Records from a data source
* begin *

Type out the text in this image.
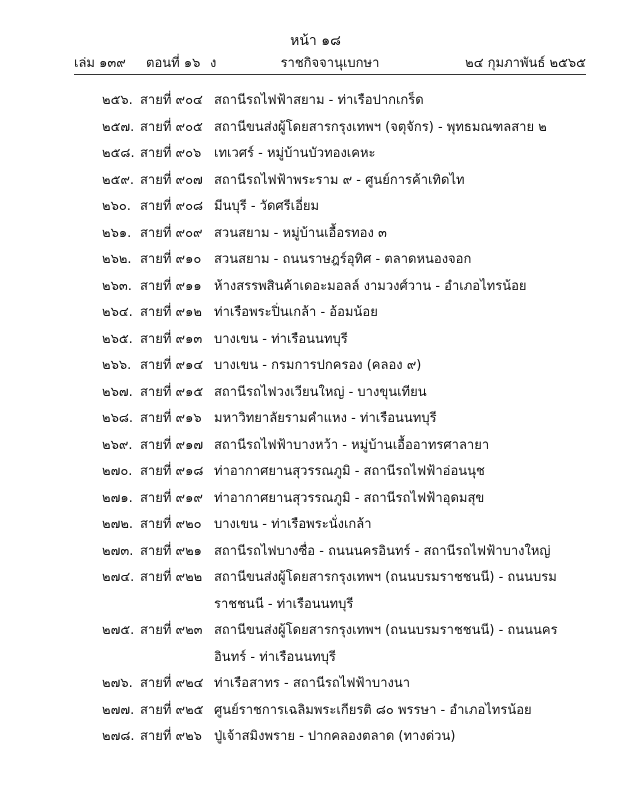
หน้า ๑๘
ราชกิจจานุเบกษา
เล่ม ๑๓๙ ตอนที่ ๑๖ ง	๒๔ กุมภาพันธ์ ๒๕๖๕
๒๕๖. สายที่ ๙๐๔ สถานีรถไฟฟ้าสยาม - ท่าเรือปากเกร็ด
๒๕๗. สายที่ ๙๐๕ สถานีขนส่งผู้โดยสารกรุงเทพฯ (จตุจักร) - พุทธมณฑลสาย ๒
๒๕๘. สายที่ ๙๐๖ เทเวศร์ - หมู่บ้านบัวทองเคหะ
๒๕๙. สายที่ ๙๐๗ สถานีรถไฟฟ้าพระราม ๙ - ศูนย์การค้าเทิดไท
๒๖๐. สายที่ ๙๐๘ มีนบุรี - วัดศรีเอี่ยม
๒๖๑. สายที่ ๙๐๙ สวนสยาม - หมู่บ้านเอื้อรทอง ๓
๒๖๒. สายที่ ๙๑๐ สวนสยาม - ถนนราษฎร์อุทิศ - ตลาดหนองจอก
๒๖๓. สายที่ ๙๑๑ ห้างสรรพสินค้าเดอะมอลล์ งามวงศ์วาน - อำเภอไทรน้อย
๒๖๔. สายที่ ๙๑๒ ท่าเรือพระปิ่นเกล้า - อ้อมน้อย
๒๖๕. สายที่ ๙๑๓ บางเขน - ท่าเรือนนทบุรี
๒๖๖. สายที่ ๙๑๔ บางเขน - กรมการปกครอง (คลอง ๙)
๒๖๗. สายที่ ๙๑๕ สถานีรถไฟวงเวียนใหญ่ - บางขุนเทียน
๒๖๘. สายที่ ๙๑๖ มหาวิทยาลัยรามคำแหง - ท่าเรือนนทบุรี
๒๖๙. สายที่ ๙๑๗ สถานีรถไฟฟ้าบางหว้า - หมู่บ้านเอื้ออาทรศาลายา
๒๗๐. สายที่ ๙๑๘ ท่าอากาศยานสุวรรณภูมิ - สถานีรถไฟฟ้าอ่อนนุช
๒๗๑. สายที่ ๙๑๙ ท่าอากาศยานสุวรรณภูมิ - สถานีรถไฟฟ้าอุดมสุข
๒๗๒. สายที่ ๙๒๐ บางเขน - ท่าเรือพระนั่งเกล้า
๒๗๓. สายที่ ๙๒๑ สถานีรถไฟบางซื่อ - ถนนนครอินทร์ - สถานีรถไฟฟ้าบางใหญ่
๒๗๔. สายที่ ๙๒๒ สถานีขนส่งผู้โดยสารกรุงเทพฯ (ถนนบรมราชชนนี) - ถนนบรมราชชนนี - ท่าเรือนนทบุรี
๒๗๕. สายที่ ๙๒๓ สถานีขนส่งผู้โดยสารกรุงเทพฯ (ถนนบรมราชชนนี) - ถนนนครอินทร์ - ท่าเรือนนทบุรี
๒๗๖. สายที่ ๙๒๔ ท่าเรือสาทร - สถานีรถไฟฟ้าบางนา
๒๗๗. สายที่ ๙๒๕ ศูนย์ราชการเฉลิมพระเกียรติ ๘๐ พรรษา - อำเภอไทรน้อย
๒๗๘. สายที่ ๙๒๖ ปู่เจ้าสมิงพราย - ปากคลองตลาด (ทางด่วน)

* end *
* begin *

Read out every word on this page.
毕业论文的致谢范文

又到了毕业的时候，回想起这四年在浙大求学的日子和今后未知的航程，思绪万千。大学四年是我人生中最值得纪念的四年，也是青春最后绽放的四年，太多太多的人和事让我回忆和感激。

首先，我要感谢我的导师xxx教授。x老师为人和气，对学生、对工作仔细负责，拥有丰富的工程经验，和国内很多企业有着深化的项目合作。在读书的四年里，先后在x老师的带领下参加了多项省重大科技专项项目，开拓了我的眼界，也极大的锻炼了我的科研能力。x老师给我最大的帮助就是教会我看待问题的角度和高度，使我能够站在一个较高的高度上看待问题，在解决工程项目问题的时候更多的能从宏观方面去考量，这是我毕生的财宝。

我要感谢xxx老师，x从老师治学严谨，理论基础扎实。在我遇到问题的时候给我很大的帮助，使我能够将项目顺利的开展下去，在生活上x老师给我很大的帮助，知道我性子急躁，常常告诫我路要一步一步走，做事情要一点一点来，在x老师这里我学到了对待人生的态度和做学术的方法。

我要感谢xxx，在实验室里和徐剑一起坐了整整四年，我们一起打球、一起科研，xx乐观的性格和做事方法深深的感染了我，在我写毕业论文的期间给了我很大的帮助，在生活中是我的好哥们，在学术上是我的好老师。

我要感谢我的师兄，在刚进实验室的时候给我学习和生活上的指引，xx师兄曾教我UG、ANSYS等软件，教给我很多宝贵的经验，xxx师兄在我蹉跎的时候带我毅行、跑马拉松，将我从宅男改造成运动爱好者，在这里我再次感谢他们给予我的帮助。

* end *

**STATED EXERCISE**
Show the lines that mention the word "งเทพฯ".

**THE OUTPUT**
๒๕๗. สายที่ ๙๐๕ สถานีขนส่งผู้โดยสารกรุงเทพฯ (จตุจักร) - พุทธมณฑลสาย ๒
๒๗๔. สายที่ ๙๒๒ สถานีขนส่งผู้โดยสารกรุงเทพฯ (ถนนบรมราชชนนี) - ถนนบรมราชชนนี - ท่าเรือนนทบุรี
๒๗๕. สายที่ ๙๒๓ สถานีขนส่งผู้โดยสารกรุงเทพฯ (ถนนบรมราชชนนี) - ถนนนครอินทร์ - ท่าเรือนนทบุรี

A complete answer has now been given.